_Work required_. Below is a block of records: output all of them exactly and leave out the pictures.

_Exercise data_.
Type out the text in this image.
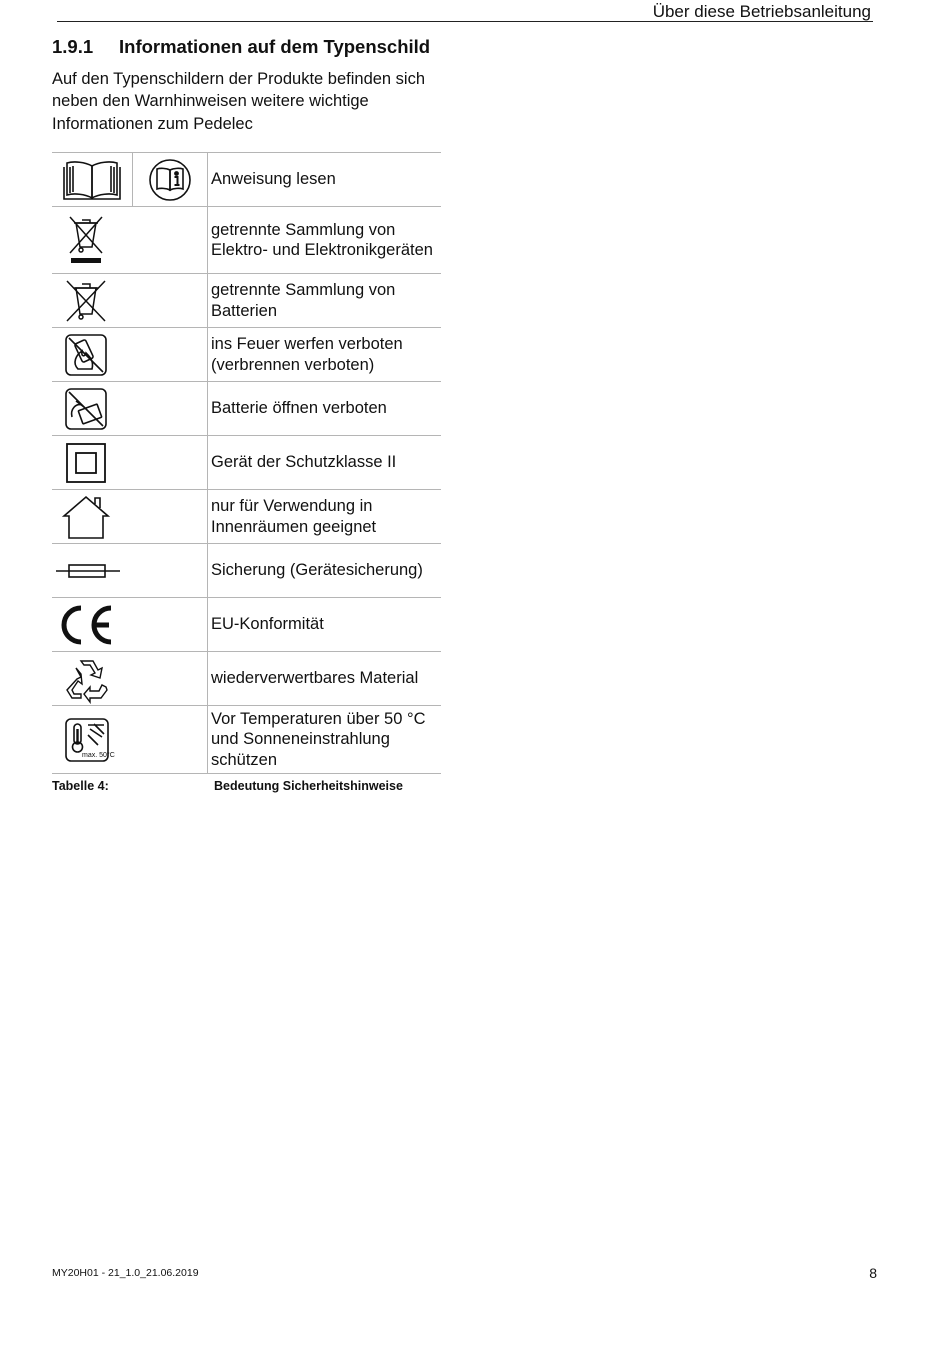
Über diese Betriebsanleitung
1.9.1 Informationen auf dem Typenschild
Auf den Typenschildern der Produkte befinden sich neben den Warnhinweisen weitere wichtige Informationen zum Pedelec
	Anweisung lesen

	getrennte Sammlung von Elektro- und Elektronikgeräten

	getrennte Sammlung von Batterien

	ins Feuer werfen verboten (verbrennen verboten)

	Batterie öffnen verboten

	Gerät der Schutzklasse II

	nur für Verwendung in Innenräumen geeignet

	Sicherung (Gerätesicherung)

	EU-Konformität

	wiederverwertbares Material

max. 50°C	Vor Temperaturen über 50 °C und Sonneneinstrahlung schützen
Tabelle 4:	Bedeutung Sicherheitshinweise
MY20H01 - 21_1.0_21.06.2019	8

_The completed task_.
Type out the text in this image.
Über diese Betriebsanleitung
1.9.1 Informationen auf dem Typenschild
Auf den Typenschildern der Produkte befinden sich neben den Warnhinweisen weitere wichtige Informationen zum Pedelec
	Anweisung lesen

	getrennte Sammlung von Elektro- und Elektronikgeräten

	getrennte Sammlung von Batterien

	ins Feuer werfen verboten (verbrennen verboten)

	Batterie öffnen verboten

	Gerät der Schutzklasse II

	nur für Verwendung in Innenräumen geeignet

	Sicherung (Gerätesicherung)

	EU-Konformität

	wiederverwertbares Material

max. 50°C	Vor Temperaturen über 50 °C und Sonneneinstrahlung schützen
Tabelle 4:	Bedeutung Sicherheitshinweise
MY20H01 - 21_1.0_21.06.2019	8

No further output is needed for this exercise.